— Start —
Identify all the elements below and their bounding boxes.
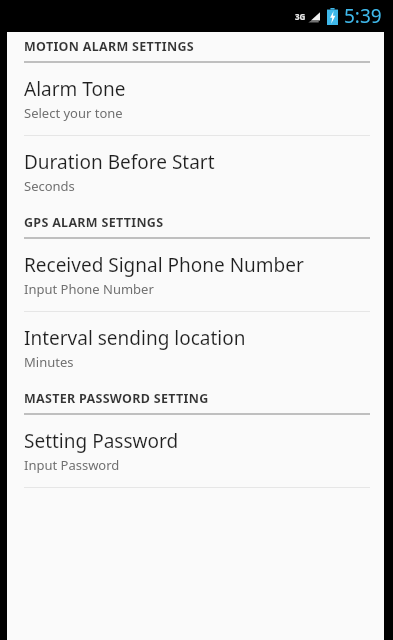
staticText: 3G xyxy=(295,11,306,22)
staticText: Setting Password xyxy=(24,428,179,454)
staticText: Interval sending location xyxy=(24,325,246,351)
other: Battery charging xyxy=(327,8,338,25)
staticText: 5:39 xyxy=(344,3,382,29)
staticText: MOTION ALARM SETTINGS xyxy=(24,38,195,55)
staticText: Input Phone Number xyxy=(24,280,154,298)
staticText: Duration Before Start xyxy=(24,149,215,175)
staticText: Minutes xyxy=(24,353,74,371)
button[interactable]: Setting Password xyxy=(7,415,384,487)
staticText: Received Signal Phone Number xyxy=(24,252,304,278)
staticText: Alarm Tone xyxy=(24,76,126,102)
button[interactable]: Alarm Tone xyxy=(7,63,384,135)
staticText: Seconds xyxy=(24,177,75,195)
staticText: Select your tone xyxy=(24,104,123,122)
staticText: Input Password xyxy=(24,456,120,474)
staticText: MASTER PASSWORD SETTING xyxy=(24,390,209,407)
button[interactable]: Duration Before Start xyxy=(7,136,384,208)
staticText: GPS ALARM SETTINGS xyxy=(24,214,164,231)
button[interactable]: Received Signal Phone Number xyxy=(7,239,384,311)
button[interactable]: Interval sending location xyxy=(7,312,384,384)
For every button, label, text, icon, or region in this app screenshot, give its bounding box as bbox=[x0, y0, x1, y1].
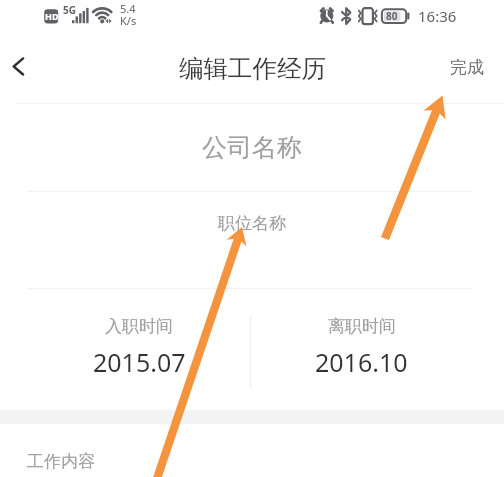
staticText: 2015.07 bbox=[93, 345, 186, 379]
staticText: K/s bbox=[120, 13, 137, 28]
staticText: 编辑工作经历 bbox=[179, 53, 326, 84]
button[interactable]: Back bbox=[0, 48, 42, 92]
button[interactable]: 入职时间 bbox=[28, 289, 250, 379]
staticText: 公司名称 bbox=[202, 132, 302, 163]
staticText: 5G bbox=[63, 3, 76, 17]
staticText: 完成 bbox=[450, 57, 484, 78]
staticText: 2016.10 bbox=[315, 345, 408, 379]
staticText: 职位名称 bbox=[218, 213, 286, 234]
button[interactable]: 公司名称 bbox=[0, 104, 504, 191]
button[interactable]: 职位名称 bbox=[0, 192, 504, 288]
staticText: 5.4 bbox=[120, 1, 136, 16]
button[interactable]: 离职时间 bbox=[250, 289, 473, 379]
staticText: 离职时间 bbox=[328, 316, 396, 337]
staticText: HD bbox=[45, 10, 59, 22]
staticText: 16:36 bbox=[418, 6, 457, 26]
staticText: 工作内容 bbox=[27, 451, 95, 472]
staticText: 80 bbox=[386, 9, 398, 23]
button[interactable]: 完成 bbox=[450, 44, 484, 90]
staticText: 入职时间 bbox=[105, 316, 173, 337]
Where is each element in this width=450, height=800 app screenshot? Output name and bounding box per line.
— End —
[Task directions] Copy out all of the lines above word for word, but leave out the pictures.

[The output]
Identify all the elements below and their bounding boxes.
staticText: 3G xyxy=(295,11,306,22)
staticText: Setting Password xyxy=(24,428,179,454)
staticText: Interval sending location xyxy=(24,325,246,351)
other: Battery charging xyxy=(327,8,338,25)
staticText: 5:39 xyxy=(344,3,382,29)
staticText: MOTION ALARM SETTINGS xyxy=(24,38,195,55)
staticText: Input Phone Number xyxy=(24,280,154,298)
staticText: Duration Before Start xyxy=(24,149,215,175)
staticText: Minutes xyxy=(24,353,74,371)
button[interactable]: Setting Password xyxy=(7,415,384,487)
staticText: Received Signal Phone Number xyxy=(24,252,304,278)
staticText: Alarm Tone xyxy=(24,76,126,102)
button[interactable]: Alarm Tone xyxy=(7,63,384,135)
staticText: Seconds xyxy=(24,177,75,195)
staticText: Select your tone xyxy=(24,104,123,122)
staticText: Input Password xyxy=(24,456,120,474)
staticText: MASTER PASSWORD SETTING xyxy=(24,390,209,407)
button[interactable]: Duration Before Start xyxy=(7,136,384,208)
staticText: GPS ALARM SETTINGS xyxy=(24,214,164,231)
button[interactable]: Received Signal Phone Number xyxy=(7,239,384,311)
button[interactable]: Interval sending location xyxy=(7,312,384,384)
For every button, label, text, icon, or region in this app screenshot, give its bounding box as bbox=[x0, y0, x1, y1].
staticText: 2015.07 bbox=[93, 345, 186, 379]
staticText: K/s bbox=[120, 13, 137, 28]
staticText: 编辑工作经历 bbox=[179, 53, 326, 84]
button[interactable]: Back bbox=[0, 48, 42, 92]
button[interactable]: 入职时间 bbox=[28, 289, 250, 379]
staticText: 公司名称 bbox=[202, 132, 302, 163]
staticText: 5G bbox=[63, 3, 76, 17]
staticText: 完成 bbox=[450, 57, 484, 78]
staticText: 2016.10 bbox=[315, 345, 408, 379]
staticText: 职位名称 bbox=[218, 213, 286, 234]
button[interactable]: 公司名称 bbox=[0, 104, 504, 191]
button[interactable]: 职位名称 bbox=[0, 192, 504, 288]
staticText: 5.4 bbox=[120, 1, 136, 16]
button[interactable]: 离职时间 bbox=[250, 289, 473, 379]
staticText: 离职时间 bbox=[328, 316, 396, 337]
staticText: HD bbox=[45, 10, 59, 22]
staticText: 16:36 bbox=[418, 6, 457, 26]
staticText: 工作内容 bbox=[27, 451, 95, 472]
staticText: 80 bbox=[386, 9, 398, 23]
button[interactable]: 完成 bbox=[450, 44, 484, 90]
staticText: 入职时间 bbox=[105, 316, 173, 337]
Where is each element in this width=450, height=800 app screenshot? Output name and bounding box per line.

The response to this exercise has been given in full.